═══ INPUT FOR THIS TASK

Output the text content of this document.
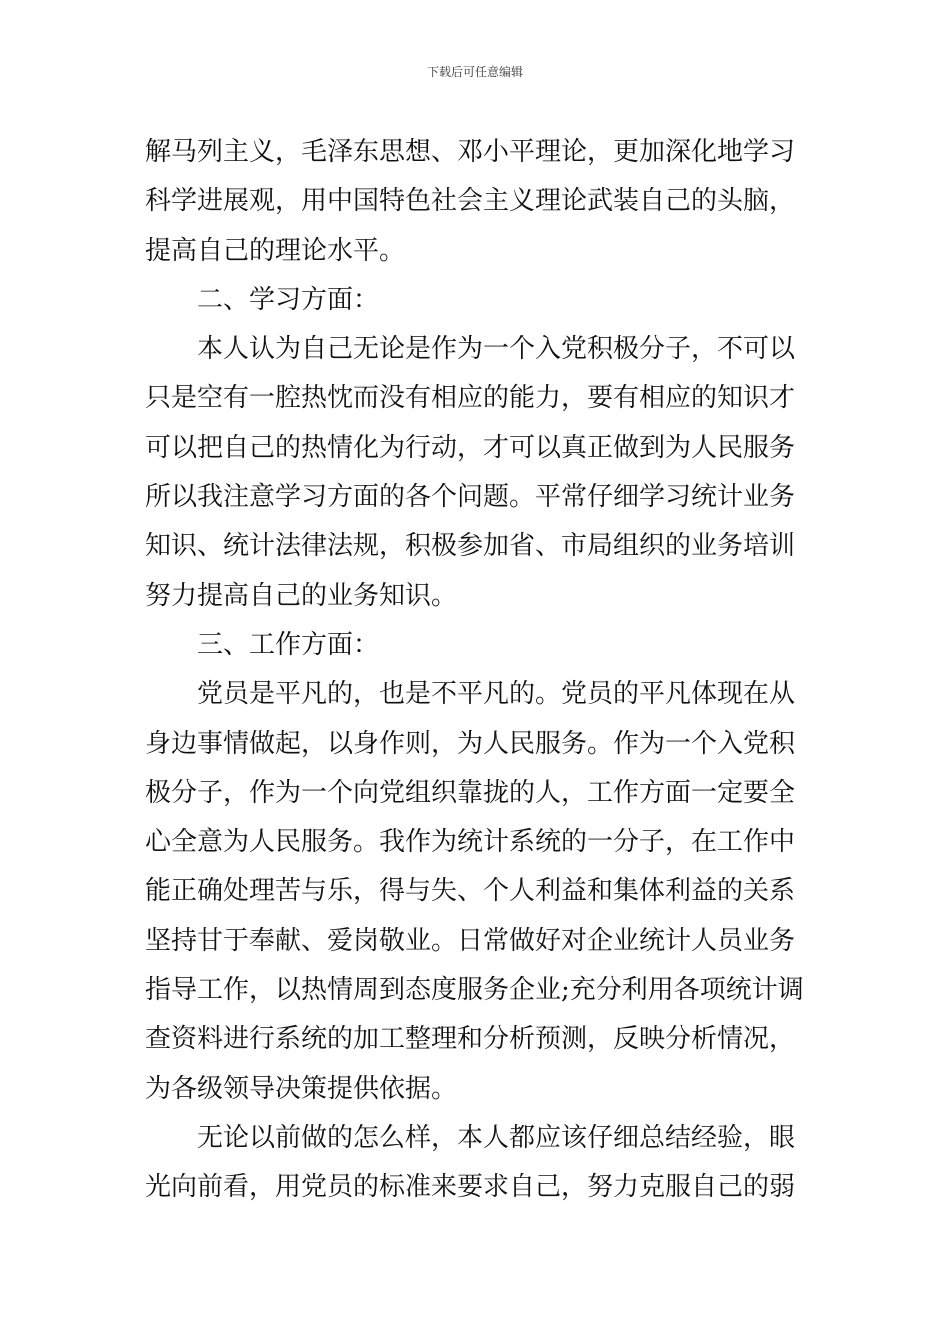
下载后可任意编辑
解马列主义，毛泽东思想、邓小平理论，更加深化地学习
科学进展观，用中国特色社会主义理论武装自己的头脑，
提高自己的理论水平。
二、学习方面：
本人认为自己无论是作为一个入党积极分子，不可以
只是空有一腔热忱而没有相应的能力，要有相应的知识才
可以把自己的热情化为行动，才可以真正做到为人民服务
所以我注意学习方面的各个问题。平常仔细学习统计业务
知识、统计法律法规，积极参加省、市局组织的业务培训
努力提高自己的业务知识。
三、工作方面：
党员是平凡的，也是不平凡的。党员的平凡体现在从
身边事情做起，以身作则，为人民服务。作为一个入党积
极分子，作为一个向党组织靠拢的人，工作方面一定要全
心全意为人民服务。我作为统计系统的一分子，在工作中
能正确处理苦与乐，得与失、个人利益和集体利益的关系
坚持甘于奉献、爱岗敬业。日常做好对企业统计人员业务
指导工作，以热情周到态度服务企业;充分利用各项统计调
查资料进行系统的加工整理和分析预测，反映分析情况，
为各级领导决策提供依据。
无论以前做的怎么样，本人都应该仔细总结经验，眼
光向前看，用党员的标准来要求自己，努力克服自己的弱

══════
═══ INPUT FOR THIS TASK

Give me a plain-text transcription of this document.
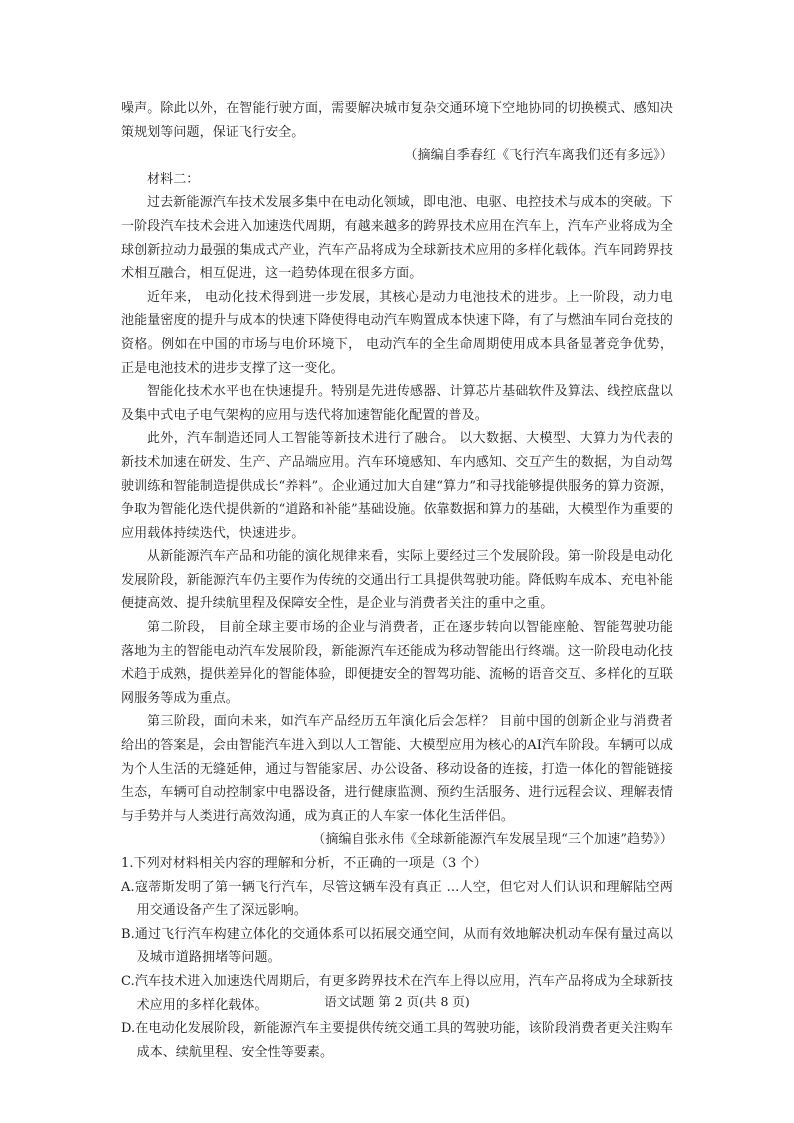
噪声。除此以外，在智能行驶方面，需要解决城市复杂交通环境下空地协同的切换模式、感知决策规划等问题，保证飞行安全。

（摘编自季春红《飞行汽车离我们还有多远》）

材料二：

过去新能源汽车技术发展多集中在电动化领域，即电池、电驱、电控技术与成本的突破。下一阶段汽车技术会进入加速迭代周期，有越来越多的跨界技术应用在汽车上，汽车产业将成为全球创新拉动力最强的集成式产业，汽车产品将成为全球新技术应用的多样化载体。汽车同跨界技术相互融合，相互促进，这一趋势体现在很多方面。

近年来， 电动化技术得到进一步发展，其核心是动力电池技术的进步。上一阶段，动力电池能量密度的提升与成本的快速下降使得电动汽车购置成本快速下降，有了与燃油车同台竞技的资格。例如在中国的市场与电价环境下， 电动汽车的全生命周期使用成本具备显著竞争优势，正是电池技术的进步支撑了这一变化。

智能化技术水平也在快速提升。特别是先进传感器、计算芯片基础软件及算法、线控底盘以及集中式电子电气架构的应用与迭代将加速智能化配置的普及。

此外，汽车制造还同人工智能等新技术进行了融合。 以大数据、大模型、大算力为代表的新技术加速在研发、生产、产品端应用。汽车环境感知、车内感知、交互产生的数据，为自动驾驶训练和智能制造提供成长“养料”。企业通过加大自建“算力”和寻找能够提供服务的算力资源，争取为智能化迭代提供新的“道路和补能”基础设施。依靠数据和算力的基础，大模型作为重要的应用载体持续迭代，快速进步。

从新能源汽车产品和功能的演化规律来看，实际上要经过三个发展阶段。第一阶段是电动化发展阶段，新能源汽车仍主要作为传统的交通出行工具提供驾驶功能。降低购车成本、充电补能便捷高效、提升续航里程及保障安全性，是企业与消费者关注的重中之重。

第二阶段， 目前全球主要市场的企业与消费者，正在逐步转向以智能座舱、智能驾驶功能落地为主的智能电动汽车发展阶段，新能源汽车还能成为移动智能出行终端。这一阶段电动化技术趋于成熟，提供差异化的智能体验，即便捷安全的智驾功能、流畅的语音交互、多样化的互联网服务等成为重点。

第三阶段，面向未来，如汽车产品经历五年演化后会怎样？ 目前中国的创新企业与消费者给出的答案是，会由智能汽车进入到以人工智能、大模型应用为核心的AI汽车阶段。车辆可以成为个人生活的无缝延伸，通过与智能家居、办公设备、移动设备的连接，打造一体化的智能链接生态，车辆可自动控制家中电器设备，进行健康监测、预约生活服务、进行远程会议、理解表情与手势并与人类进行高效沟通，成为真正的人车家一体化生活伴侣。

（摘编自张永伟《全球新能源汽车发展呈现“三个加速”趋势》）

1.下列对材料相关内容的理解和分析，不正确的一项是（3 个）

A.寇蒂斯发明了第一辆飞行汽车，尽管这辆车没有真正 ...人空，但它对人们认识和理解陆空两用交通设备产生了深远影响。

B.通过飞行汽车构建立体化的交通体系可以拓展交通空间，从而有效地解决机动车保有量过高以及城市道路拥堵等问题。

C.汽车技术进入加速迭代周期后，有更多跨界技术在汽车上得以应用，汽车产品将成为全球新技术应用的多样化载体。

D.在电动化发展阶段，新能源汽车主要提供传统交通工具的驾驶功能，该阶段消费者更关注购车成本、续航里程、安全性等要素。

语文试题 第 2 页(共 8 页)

══════

AIM: List every line above that holds the word "text".

THE REPLY:
Output the text content of this document.
Give me a plain-text transcription of this document.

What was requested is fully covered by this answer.